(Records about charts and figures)
________

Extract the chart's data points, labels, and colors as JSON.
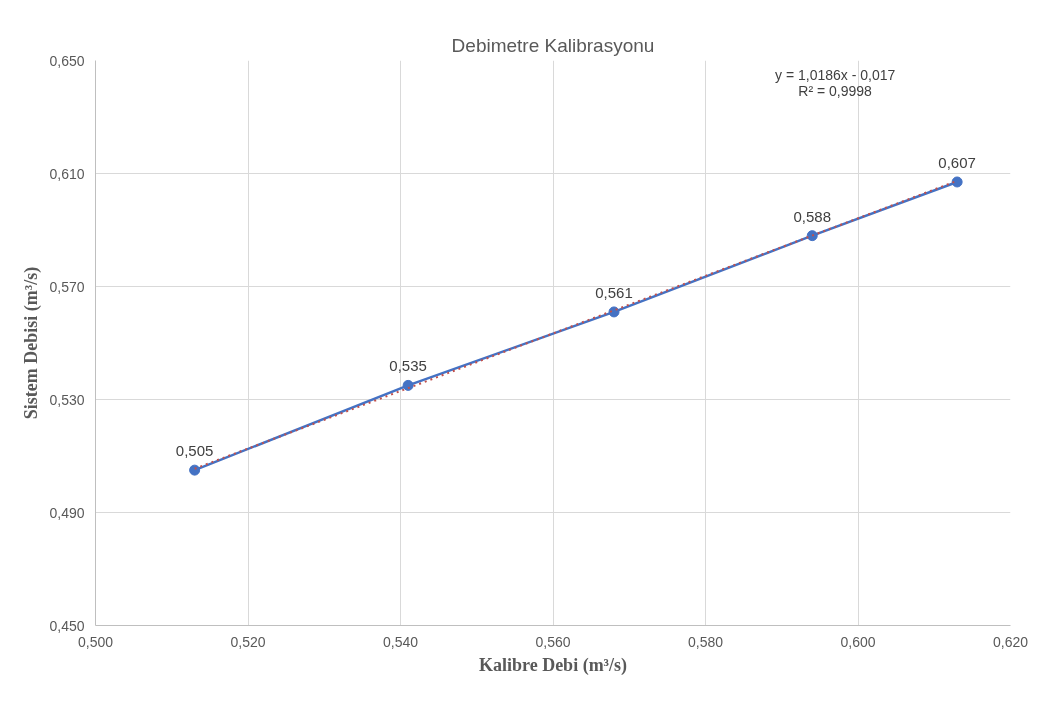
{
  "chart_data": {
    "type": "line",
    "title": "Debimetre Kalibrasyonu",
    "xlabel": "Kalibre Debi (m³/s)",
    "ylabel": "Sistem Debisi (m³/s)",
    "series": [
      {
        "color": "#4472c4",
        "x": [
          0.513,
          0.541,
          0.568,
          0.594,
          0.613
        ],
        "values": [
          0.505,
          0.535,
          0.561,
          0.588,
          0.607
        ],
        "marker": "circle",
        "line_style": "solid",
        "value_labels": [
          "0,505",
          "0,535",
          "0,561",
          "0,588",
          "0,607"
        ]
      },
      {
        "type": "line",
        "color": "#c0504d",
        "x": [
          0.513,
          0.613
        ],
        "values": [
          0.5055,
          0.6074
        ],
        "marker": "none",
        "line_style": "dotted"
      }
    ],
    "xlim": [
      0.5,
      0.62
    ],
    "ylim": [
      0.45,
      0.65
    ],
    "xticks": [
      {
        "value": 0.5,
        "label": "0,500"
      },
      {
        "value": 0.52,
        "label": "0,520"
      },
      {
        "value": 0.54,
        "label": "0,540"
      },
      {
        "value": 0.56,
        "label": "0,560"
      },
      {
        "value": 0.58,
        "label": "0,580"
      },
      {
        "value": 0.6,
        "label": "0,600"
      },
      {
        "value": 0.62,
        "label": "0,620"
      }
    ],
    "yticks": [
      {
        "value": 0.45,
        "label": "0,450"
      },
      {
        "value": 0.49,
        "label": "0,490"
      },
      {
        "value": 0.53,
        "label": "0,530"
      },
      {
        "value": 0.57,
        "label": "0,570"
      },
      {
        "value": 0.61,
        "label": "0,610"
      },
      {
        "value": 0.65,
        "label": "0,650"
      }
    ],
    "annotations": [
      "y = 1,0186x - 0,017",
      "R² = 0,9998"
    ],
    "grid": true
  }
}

________

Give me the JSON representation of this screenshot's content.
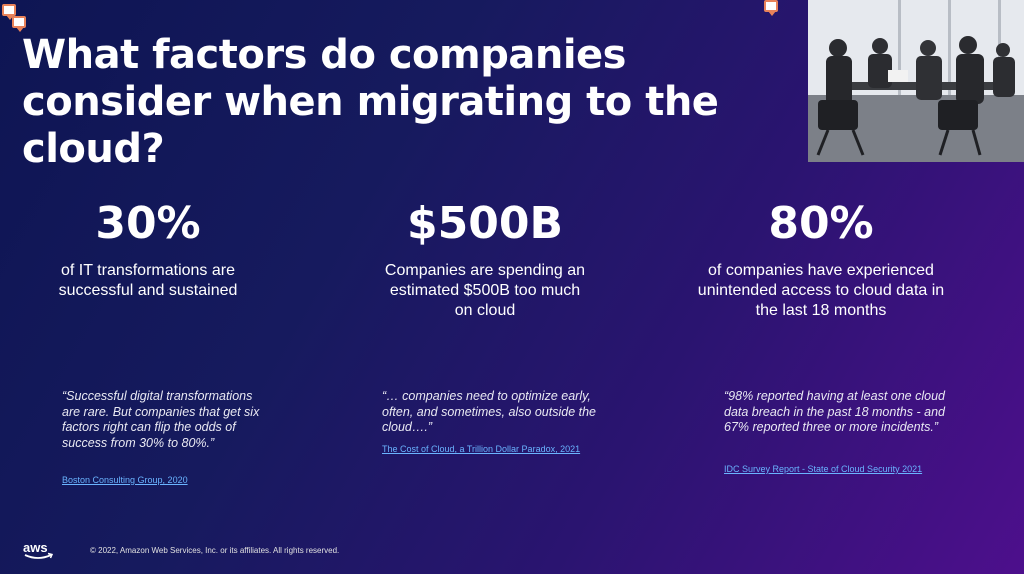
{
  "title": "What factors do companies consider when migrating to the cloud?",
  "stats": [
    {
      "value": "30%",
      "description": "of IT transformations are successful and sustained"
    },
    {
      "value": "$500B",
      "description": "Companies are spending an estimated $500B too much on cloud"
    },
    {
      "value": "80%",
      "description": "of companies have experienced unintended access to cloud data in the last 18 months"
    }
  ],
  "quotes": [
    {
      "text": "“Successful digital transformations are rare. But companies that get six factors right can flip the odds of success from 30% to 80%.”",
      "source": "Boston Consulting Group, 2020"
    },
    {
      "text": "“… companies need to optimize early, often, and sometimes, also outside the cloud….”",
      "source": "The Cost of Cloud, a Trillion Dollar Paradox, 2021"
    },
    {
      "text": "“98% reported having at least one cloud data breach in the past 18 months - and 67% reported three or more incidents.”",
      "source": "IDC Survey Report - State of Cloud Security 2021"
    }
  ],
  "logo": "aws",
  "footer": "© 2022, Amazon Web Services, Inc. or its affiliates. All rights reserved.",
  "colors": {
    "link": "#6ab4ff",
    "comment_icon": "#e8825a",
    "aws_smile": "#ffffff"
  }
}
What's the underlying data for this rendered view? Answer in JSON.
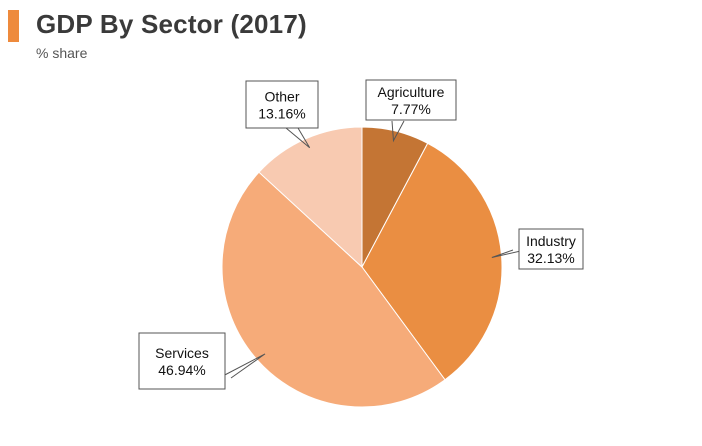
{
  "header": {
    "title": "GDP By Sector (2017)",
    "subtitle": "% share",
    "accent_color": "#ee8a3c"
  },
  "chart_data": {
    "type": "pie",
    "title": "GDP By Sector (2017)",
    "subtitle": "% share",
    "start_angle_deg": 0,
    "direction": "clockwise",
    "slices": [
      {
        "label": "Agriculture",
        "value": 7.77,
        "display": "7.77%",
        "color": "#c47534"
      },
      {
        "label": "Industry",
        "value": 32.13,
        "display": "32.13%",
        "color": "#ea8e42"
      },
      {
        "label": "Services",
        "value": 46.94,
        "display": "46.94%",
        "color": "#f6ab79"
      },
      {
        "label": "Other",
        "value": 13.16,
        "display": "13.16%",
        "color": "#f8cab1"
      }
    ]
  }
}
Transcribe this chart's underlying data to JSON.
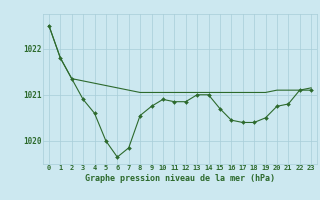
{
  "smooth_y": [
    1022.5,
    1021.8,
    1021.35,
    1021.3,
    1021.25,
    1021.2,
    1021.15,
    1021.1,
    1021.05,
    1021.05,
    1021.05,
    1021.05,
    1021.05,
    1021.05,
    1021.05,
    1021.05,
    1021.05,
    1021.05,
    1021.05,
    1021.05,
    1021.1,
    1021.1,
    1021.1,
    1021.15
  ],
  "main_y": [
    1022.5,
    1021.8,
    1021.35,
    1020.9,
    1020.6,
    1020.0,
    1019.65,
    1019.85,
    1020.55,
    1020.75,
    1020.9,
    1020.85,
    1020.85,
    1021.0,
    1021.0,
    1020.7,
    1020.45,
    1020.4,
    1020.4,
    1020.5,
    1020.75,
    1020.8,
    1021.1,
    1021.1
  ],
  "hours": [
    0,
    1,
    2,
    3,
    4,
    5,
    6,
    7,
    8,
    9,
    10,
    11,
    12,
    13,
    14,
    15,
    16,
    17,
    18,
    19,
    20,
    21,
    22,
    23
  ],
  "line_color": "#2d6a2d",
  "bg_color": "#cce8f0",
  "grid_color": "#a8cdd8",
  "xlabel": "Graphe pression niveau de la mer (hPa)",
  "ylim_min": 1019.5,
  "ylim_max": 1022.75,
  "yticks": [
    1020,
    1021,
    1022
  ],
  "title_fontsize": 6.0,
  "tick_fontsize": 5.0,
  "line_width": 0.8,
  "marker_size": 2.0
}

________

Copy all lines from the material that contain "Services".

  "footer": "© 2022, Amazon Web Services, Inc. or its affiliates. All rights reserved.",
        "label": "Services",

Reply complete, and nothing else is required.